_Data for this exercise:_

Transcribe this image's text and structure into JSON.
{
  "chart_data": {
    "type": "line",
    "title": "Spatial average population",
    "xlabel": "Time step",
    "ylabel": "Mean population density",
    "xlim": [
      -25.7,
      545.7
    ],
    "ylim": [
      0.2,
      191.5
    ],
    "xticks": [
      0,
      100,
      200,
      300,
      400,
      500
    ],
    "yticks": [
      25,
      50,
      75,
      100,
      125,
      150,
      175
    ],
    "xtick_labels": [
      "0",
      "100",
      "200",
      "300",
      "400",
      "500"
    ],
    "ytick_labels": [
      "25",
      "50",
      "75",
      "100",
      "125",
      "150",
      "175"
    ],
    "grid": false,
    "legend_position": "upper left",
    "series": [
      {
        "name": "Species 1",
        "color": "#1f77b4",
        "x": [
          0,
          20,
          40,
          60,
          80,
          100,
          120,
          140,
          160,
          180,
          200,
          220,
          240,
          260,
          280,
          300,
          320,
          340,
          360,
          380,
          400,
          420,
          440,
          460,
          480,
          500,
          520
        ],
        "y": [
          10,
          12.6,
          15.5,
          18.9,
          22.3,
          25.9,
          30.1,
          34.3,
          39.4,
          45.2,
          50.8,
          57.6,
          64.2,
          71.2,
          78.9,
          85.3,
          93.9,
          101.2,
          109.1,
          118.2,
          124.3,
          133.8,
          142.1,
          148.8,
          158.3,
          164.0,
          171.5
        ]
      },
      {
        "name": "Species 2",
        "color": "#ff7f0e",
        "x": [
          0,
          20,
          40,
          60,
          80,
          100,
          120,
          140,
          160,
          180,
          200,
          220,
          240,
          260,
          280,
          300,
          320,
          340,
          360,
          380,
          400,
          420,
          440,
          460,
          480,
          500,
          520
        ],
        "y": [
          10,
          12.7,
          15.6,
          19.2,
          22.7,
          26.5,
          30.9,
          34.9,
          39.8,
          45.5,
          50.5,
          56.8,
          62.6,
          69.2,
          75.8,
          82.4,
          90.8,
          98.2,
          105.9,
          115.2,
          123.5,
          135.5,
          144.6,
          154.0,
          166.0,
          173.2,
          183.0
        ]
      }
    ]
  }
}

_Stated task:_ Which lines hold the word "population"? Return all of them from the records above.

_Final result:_
    "title": "Spatial average population",
    "ylabel": "Mean population density",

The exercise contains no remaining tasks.